Please copy out the rows from the start of the records through the line containing "parameters-grid: Source Group", including both the first row and that line.

━━━━━ DATA LISTING

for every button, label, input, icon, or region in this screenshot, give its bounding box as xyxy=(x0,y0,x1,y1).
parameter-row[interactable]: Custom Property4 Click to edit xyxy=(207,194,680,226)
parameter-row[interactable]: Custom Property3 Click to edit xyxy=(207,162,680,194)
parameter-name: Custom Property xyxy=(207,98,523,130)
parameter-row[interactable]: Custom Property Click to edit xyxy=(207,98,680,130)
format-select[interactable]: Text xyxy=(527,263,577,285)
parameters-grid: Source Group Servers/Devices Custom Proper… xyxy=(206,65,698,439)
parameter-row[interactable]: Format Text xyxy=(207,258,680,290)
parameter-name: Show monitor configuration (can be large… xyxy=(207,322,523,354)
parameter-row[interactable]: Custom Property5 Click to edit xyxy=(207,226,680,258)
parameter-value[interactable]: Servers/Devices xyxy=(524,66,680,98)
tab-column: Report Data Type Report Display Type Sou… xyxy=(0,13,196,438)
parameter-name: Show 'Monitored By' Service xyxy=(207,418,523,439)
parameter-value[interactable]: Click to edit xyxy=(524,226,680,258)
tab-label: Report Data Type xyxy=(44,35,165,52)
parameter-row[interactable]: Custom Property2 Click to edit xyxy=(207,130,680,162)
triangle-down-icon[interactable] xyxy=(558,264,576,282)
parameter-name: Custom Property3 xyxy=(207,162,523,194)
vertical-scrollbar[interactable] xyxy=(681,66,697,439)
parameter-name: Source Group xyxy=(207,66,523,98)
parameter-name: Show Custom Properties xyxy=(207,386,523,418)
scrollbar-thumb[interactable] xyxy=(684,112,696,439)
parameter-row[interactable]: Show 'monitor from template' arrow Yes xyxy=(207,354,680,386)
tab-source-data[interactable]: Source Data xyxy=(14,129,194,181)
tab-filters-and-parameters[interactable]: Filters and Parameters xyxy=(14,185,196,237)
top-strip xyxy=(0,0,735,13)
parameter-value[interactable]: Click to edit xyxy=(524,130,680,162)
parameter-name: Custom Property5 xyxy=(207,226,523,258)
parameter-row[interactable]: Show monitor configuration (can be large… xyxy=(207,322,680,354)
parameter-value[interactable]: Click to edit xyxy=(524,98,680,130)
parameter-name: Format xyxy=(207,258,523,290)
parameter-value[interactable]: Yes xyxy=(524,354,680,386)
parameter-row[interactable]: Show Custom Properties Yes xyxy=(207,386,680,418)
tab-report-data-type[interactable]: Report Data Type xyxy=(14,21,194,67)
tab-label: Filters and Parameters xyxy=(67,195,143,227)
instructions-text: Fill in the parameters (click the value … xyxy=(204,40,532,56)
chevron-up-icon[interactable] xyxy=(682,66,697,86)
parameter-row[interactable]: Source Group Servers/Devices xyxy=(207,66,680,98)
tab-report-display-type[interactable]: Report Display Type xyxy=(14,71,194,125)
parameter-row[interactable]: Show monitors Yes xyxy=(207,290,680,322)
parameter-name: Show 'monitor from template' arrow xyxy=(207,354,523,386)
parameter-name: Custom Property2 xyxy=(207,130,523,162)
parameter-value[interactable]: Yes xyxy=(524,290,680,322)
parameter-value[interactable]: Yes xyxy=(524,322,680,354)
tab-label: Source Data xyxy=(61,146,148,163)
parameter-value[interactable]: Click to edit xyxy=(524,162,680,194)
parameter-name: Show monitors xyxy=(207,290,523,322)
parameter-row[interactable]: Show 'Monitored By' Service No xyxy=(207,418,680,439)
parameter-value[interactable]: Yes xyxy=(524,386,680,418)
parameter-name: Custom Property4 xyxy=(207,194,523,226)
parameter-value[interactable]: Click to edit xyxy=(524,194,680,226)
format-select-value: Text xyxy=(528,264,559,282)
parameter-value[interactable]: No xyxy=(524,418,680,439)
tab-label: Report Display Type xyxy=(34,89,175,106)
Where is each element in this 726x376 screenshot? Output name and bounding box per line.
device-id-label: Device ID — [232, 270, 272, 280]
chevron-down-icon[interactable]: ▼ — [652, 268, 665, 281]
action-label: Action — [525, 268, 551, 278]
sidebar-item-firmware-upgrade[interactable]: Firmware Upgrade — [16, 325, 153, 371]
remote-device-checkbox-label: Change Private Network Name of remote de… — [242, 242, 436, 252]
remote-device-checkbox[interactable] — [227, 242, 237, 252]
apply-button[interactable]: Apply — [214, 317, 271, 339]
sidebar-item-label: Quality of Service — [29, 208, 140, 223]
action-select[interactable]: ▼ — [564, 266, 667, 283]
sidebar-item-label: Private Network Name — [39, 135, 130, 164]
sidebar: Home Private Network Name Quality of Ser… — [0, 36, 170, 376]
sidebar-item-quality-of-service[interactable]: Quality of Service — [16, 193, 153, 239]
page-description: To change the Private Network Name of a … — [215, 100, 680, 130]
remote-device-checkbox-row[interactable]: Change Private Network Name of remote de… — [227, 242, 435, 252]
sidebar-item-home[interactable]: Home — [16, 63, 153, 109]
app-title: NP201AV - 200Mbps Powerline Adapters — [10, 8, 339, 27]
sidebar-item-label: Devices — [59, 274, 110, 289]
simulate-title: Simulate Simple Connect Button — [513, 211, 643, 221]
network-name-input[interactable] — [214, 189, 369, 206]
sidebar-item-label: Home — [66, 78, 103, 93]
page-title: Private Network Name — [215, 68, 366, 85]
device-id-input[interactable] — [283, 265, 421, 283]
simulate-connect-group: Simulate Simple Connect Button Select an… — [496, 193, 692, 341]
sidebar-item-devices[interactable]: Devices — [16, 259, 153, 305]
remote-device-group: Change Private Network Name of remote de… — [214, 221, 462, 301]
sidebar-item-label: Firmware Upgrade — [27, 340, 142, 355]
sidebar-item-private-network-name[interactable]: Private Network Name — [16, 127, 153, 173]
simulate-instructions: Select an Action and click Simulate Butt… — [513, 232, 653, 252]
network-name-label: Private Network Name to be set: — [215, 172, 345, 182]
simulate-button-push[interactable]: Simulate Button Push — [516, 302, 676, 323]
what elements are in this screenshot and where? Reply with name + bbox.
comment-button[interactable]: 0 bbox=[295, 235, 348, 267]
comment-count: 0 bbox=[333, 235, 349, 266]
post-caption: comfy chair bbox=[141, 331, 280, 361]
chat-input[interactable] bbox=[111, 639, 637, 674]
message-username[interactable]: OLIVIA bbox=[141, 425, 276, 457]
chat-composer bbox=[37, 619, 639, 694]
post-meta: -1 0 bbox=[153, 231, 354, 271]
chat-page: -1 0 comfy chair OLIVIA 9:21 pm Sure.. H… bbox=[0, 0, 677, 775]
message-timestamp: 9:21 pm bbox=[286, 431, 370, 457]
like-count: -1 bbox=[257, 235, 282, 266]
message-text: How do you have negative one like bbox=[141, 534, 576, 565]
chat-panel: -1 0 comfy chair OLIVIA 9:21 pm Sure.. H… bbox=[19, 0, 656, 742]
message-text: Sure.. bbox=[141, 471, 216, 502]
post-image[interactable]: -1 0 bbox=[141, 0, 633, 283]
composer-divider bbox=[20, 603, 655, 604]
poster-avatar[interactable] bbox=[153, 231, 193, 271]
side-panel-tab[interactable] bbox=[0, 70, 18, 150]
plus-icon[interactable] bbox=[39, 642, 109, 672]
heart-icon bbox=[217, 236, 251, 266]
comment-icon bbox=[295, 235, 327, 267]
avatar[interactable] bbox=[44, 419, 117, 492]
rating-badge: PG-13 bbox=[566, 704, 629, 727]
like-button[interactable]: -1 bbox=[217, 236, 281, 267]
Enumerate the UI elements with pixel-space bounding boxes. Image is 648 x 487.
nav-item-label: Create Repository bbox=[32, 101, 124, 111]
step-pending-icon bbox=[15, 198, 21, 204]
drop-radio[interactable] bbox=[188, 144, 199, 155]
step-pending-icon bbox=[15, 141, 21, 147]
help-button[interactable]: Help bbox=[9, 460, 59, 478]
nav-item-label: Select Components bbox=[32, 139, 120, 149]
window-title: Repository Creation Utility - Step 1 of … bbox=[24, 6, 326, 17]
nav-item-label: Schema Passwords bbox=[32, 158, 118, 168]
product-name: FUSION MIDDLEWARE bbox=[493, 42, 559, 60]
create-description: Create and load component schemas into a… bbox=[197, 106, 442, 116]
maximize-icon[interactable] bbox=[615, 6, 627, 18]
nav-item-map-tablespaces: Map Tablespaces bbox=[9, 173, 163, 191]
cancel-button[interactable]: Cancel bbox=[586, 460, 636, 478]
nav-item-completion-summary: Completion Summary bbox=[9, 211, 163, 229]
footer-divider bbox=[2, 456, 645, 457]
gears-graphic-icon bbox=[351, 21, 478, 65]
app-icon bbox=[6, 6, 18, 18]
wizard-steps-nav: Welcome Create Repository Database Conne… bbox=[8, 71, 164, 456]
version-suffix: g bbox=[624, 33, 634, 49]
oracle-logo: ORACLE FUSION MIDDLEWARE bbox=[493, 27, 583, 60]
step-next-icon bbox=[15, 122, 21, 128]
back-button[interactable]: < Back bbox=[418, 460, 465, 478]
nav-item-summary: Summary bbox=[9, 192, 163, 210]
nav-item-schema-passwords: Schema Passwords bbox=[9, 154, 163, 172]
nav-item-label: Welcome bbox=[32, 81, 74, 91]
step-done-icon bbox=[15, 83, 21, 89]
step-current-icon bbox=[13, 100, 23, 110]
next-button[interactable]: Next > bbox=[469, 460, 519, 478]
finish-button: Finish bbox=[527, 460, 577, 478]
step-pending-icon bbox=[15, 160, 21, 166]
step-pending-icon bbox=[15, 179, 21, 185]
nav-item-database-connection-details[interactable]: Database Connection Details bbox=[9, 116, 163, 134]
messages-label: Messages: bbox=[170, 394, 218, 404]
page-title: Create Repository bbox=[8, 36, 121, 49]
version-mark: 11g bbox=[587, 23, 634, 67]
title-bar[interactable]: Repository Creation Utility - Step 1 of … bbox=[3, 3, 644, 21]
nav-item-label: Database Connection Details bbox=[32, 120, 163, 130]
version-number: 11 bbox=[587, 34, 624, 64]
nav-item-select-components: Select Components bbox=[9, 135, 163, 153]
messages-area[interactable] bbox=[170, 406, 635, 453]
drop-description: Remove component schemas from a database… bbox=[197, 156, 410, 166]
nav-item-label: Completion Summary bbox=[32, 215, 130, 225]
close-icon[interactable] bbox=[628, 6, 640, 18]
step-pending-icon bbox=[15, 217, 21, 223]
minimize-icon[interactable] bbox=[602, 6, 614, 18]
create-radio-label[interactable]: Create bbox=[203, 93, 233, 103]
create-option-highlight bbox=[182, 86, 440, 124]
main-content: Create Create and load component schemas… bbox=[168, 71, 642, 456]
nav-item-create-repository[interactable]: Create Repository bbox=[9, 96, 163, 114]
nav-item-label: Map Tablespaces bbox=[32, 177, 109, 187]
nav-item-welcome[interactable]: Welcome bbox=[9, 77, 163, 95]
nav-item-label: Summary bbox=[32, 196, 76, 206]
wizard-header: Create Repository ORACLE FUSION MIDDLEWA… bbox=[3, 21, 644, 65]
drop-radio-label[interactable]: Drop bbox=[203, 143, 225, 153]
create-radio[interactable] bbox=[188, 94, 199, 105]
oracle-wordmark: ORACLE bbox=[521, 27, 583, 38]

━━━━━━━━━━

→ **FULL ANSWER**
for every button, label, input, icon, or region in this screenshot, give its bounding box as xyxy=(x0,y0,x1,y1).
parameter-row[interactable]: Custom Property4 Click to edit xyxy=(207,194,680,226)
parameter-row[interactable]: Custom Property3 Click to edit xyxy=(207,162,680,194)
parameter-name: Custom Property xyxy=(207,98,523,130)
parameter-row[interactable]: Custom Property Click to edit xyxy=(207,98,680,130)
format-select[interactable]: Text xyxy=(527,263,577,285)
parameters-grid: Source Group Servers/Devices Custom Proper… xyxy=(206,65,698,439)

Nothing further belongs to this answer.